(Stored data)

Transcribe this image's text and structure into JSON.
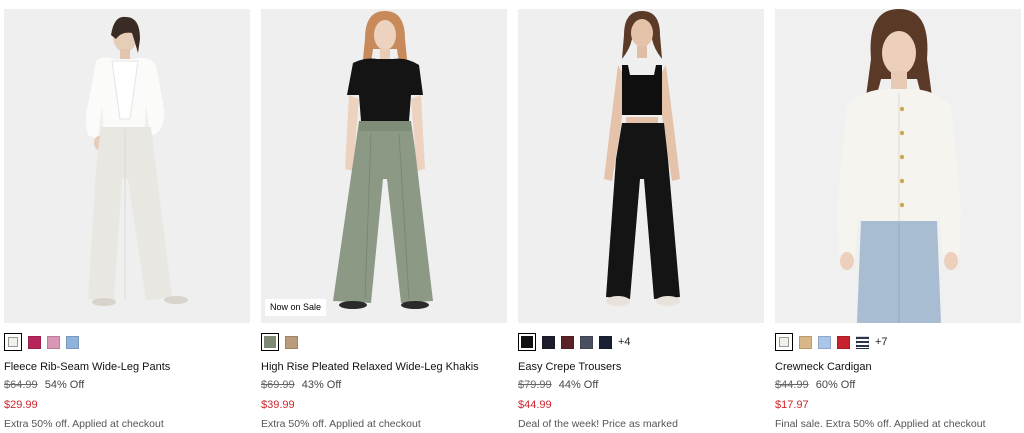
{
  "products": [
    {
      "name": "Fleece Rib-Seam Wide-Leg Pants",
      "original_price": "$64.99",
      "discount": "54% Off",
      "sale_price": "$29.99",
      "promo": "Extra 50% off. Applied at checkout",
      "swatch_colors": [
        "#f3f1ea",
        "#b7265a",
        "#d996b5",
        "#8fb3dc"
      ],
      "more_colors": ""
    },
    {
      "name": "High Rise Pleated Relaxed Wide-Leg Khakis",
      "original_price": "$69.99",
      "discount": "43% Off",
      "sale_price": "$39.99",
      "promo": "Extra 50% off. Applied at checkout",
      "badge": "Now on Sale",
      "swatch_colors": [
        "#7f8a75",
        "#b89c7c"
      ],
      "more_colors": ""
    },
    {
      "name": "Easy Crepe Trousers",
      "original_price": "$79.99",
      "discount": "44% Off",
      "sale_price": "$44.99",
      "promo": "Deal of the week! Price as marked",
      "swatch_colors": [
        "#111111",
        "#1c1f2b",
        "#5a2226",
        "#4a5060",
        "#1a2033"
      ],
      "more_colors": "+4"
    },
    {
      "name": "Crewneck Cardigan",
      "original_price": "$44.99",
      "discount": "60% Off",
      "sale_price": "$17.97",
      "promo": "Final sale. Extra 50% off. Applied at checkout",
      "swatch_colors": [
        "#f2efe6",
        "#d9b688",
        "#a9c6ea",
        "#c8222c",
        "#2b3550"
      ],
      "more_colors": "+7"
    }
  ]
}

...

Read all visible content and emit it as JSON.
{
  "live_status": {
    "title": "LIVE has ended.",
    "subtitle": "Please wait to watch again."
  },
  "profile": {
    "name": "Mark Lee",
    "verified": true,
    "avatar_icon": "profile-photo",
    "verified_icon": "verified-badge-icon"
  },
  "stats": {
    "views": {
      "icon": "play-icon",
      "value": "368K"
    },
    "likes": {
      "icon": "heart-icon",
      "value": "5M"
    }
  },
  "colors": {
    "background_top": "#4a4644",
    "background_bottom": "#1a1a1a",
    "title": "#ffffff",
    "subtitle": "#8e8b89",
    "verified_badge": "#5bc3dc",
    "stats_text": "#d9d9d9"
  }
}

▸ **DIRECTIONS FOR THIS TASK**:
Looking at the material above, count the lines that hold "discount" and give the total alone.

▸ **TASK ANSWER**:
4